■ **TASK REQUIREMENTS**
Find every line below that contains the word "bayar" and copy it out.

Stored data entries
::::::::

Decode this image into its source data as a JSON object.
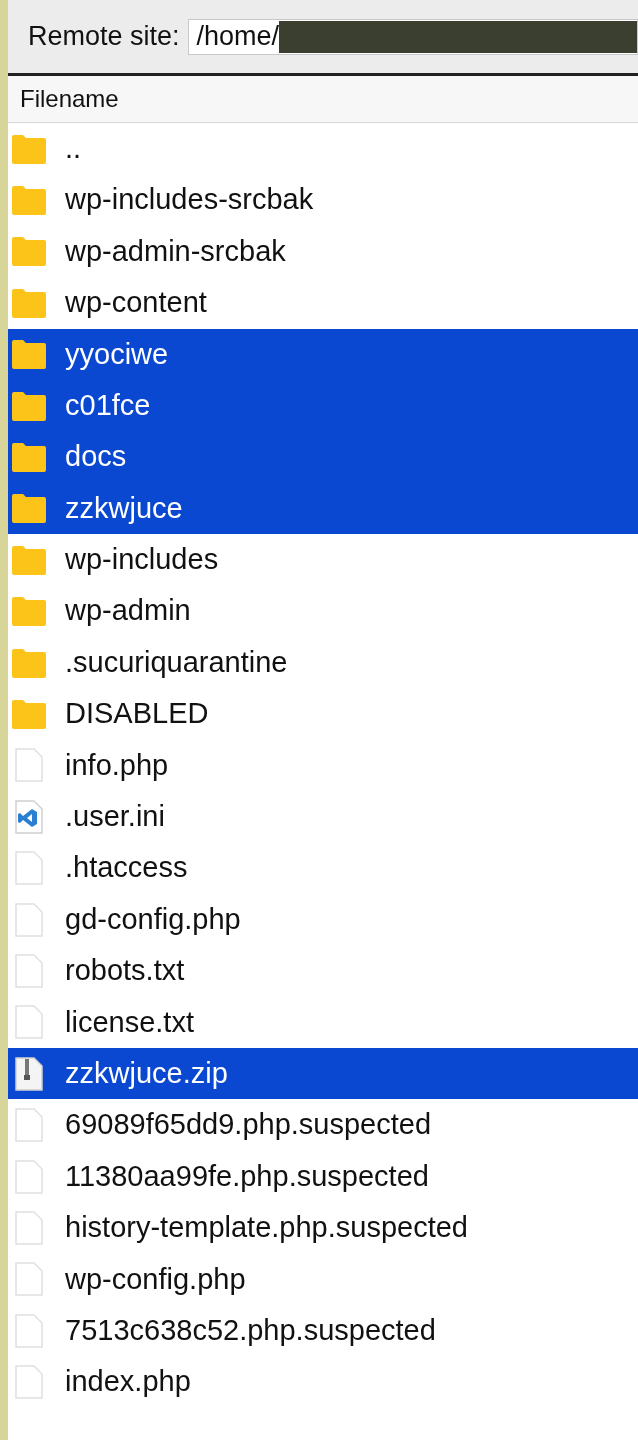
{
  "remote_site": {
    "label": "Remote site:",
    "path": "/home/"
  },
  "table": {
    "columns": [
      "Filename"
    ],
    "rows": [
      {
        "name": "..",
        "kind": "folder",
        "selected": false
      },
      {
        "name": "wp-includes-srcbak",
        "kind": "folder",
        "selected": false
      },
      {
        "name": "wp-admin-srcbak",
        "kind": "folder",
        "selected": false
      },
      {
        "name": "wp-content",
        "kind": "folder",
        "selected": false
      },
      {
        "name": "yyociwe",
        "kind": "folder",
        "selected": true
      },
      {
        "name": "c01fce",
        "kind": "folder",
        "selected": true
      },
      {
        "name": "docs",
        "kind": "folder",
        "selected": true
      },
      {
        "name": "zzkwjuce",
        "kind": "folder",
        "selected": true
      },
      {
        "name": "wp-includes",
        "kind": "folder",
        "selected": false
      },
      {
        "name": "wp-admin",
        "kind": "folder",
        "selected": false
      },
      {
        "name": ".sucuriquarantine",
        "kind": "folder",
        "selected": false
      },
      {
        "name": "DISABLED",
        "kind": "folder",
        "selected": false
      },
      {
        "name": "info.php",
        "kind": "file",
        "selected": false
      },
      {
        "name": ".user.ini",
        "kind": "code",
        "selected": false
      },
      {
        "name": ".htaccess",
        "kind": "file",
        "selected": false
      },
      {
        "name": "gd-config.php",
        "kind": "file",
        "selected": false
      },
      {
        "name": "robots.txt",
        "kind": "file",
        "selected": false
      },
      {
        "name": "license.txt",
        "kind": "file",
        "selected": false
      },
      {
        "name": "zzkwjuce.zip",
        "kind": "zip",
        "selected": true
      },
      {
        "name": "69089f65dd9.php.suspected",
        "kind": "file",
        "selected": false
      },
      {
        "name": "11380aa99fe.php.suspected",
        "kind": "file",
        "selected": false
      },
      {
        "name": "history-template.php.suspected",
        "kind": "file",
        "selected": false
      },
      {
        "name": "wp-config.php",
        "kind": "file",
        "selected": false
      },
      {
        "name": "7513c638c52.php.suspected",
        "kind": "file",
        "selected": false
      },
      {
        "name": "index.php",
        "kind": "file",
        "selected": false
      }
    ]
  }
}
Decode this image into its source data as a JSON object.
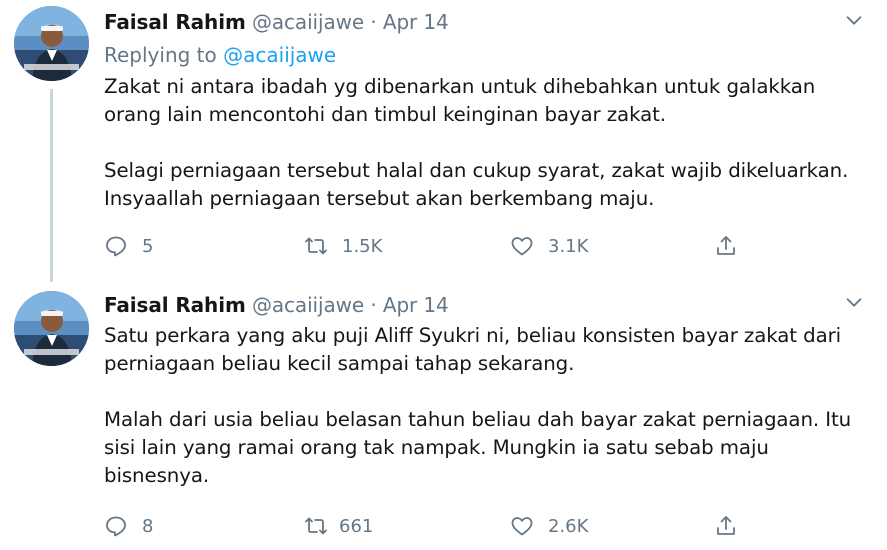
{
  "tweets": [
    {
      "name": "Faisal Rahim",
      "handle": "@acaiijawe",
      "separator": "·",
      "date": "Apr 14",
      "replying_prefix": "Replying to",
      "replying_to": "@acaiijawe",
      "paragraphs": [
        "Zakat ni antara ibadah yg dibenarkan untuk dihebahkan untuk galakkan\norang lain mencontohi dan timbul keinginan bayar zakat.",
        "Selagi perniagaan tersebut halal dan cukup syarat, zakat wajib dikeluarkan.\nInsyaallah perniagaan tersebut akan berkembang maju."
      ],
      "replies": "5",
      "retweets": "1.5K",
      "likes": "3.1K"
    },
    {
      "name": "Faisal Rahim",
      "handle": "@acaiijawe",
      "separator": "·",
      "date": "Apr 14",
      "paragraphs": [
        "Satu perkara yang aku puji Aliff Syukri ni, beliau konsisten bayar zakat dari\nperniagaan beliau kecil sampai tahap sekarang.",
        "Malah dari usia beliau belasan tahun beliau dah bayar zakat perniagaan. Itu\nsisi lain yang ramai orang tak nampak. Mungkin ia satu sebab maju\nbisnesnya."
      ],
      "replies": "8",
      "retweets": "661",
      "likes": "2.6K"
    }
  ],
  "colors": {
    "text": "#14171a",
    "secondary": "#657786",
    "link": "#1da1f2",
    "thread_line": "#ccd6dd"
  },
  "icons": [
    "avatar",
    "chevron-down-icon",
    "reply-icon",
    "retweet-icon",
    "like-icon",
    "share-icon"
  ]
}
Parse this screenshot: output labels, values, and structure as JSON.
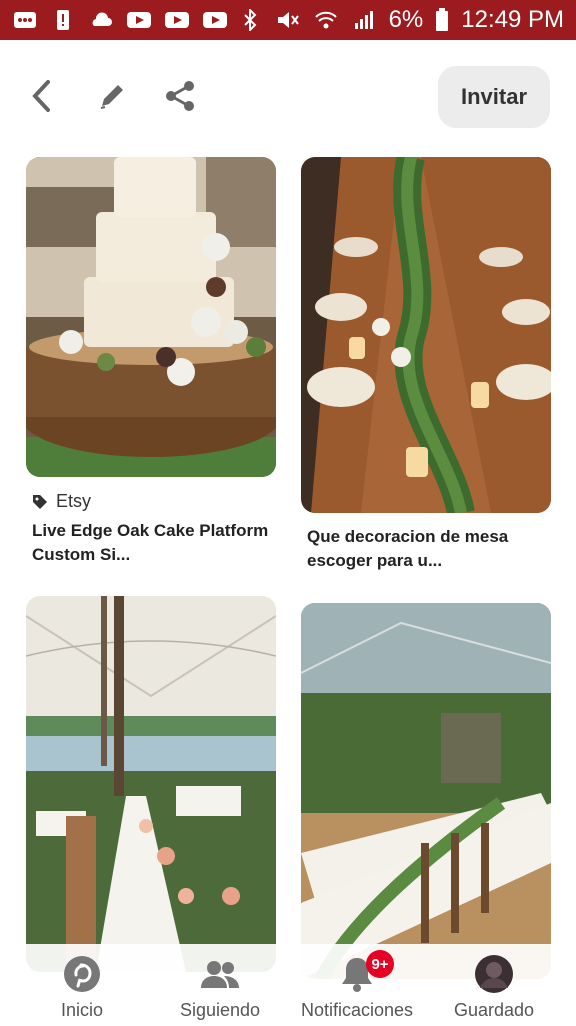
{
  "status_bar": {
    "battery": "6%",
    "time": "12:49 PM",
    "bg": "#9b1b1f"
  },
  "top_bar": {
    "invite_label": "Invitar"
  },
  "pins": [
    {
      "source": "Etsy",
      "title": "Live Edge Oak Cake Platform Custom Si..."
    },
    {
      "title": "Que decoracion de mesa escoger para u..."
    }
  ],
  "bottom_nav": {
    "items": [
      {
        "label": "Inicio",
        "icon": "pinterest-icon"
      },
      {
        "label": "Siguiendo",
        "icon": "people-icon"
      },
      {
        "label": "Notificaciones",
        "icon": "bell-icon",
        "badge": "9+"
      },
      {
        "label": "Guardado",
        "icon": "avatar"
      }
    ]
  },
  "colors": {
    "accent": "#e60023",
    "status": "#9b1b1f"
  }
}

::::::::

■ **ANSWER TO THIS TASK**
        "Zakat ni antara ibadah yg dibenarkan untuk dihebahkan untuk galakkan\norang lain mencontohi dan timbul keinginan bayar zakat.",
        "Satu perkara yang aku puji Aliff Syukri ni, beliau konsisten bayar zakat dari\nperniagaan beliau kecil sampai tahap sekarang.",
        "Malah dari usia beliau belasan tahun beliau dah bayar zakat perniagaan. Itu\nsisi lain yang ramai orang tak nampak. Mungkin ia satu sebab maju\nbisnesnya."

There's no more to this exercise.